» **What you should do**
Copy out the entries below, swapping every occurrence of "Online Backup Service" for "Remote Backup Service" and keeping all other text unchanged. Omit the pictures from your copy.

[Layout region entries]
........

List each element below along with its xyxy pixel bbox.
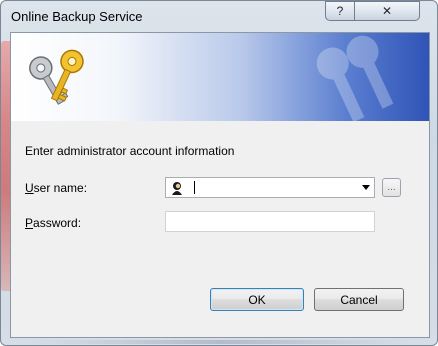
window-bottom-edge [31, 340, 411, 344]
password-field[interactable] [165, 211, 375, 232]
instruction-text: Enter administrator account information [25, 144, 235, 158]
password-label-accel: P [25, 216, 34, 230]
ok-button[interactable]: OK [210, 288, 304, 311]
dialog-banner [11, 33, 429, 121]
password-label-text: assword: [33, 216, 82, 230]
username-combobox[interactable] [165, 177, 375, 198]
dialog-client-area: Enter administrator account information … [10, 32, 430, 338]
help-icon: ? [336, 4, 344, 18]
keys-icon [29, 49, 84, 105]
close-icon: ✕ [381, 4, 393, 18]
user-icon [172, 181, 182, 195]
browse-button[interactable]: ... [382, 178, 401, 197]
username-label-text: ser name: [33, 181, 88, 195]
keys-watermark-icon [316, 35, 394, 121]
username-label: User name: [25, 181, 87, 195]
text-caret [194, 181, 195, 194]
window-title: Online Backup Service [11, 9, 143, 24]
help-button[interactable]: ? [325, 1, 355, 21]
cancel-button[interactable]: Cancel [314, 288, 404, 311]
chevron-down-icon[interactable] [362, 185, 370, 190]
username-label-accel: U [25, 181, 34, 195]
password-label: Password: [25, 216, 81, 230]
dialog-window: Online Backup Service ? ✕ Enter administ… [0, 0, 438, 346]
close-button[interactable]: ✕ [354, 1, 420, 21]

........

» **Solution for this exercise**
List each element below along with its xyxy pixel bbox.
window-bottom-edge [31, 340, 411, 344]
password-field[interactable] [165, 211, 375, 232]
instruction-text: Enter administrator account information [25, 144, 235, 158]
password-label-accel: P [25, 216, 34, 230]
ok-button[interactable]: OK [210, 288, 304, 311]
dialog-banner [11, 33, 429, 121]
password-label-text: assword: [33, 216, 82, 230]
username-combobox[interactable] [165, 177, 375, 198]
dialog-client-area: Enter administrator account information … [10, 32, 430, 338]
help-icon: ? [336, 4, 344, 18]
keys-icon [29, 49, 84, 105]
close-icon: ✕ [381, 4, 393, 18]
user-icon [172, 181, 182, 195]
browse-button[interactable]: ... [382, 178, 401, 197]
username-label-text: ser name: [33, 181, 88, 195]
keys-watermark-icon [316, 35, 394, 121]
username-label: User name: [25, 181, 87, 195]
text-caret [194, 181, 195, 194]
window-title: Remote Backup Service [11, 9, 143, 24]
help-button[interactable]: ? [325, 1, 355, 21]
cancel-button[interactable]: Cancel [314, 288, 404, 311]
chevron-down-icon[interactable] [362, 185, 370, 190]
username-label-accel: U [25, 181, 34, 195]
password-label: Password: [25, 216, 81, 230]
dialog-window: Remote Backup Service ? ✕ Enter administ… [0, 0, 438, 346]
close-button[interactable]: ✕ [354, 1, 420, 21]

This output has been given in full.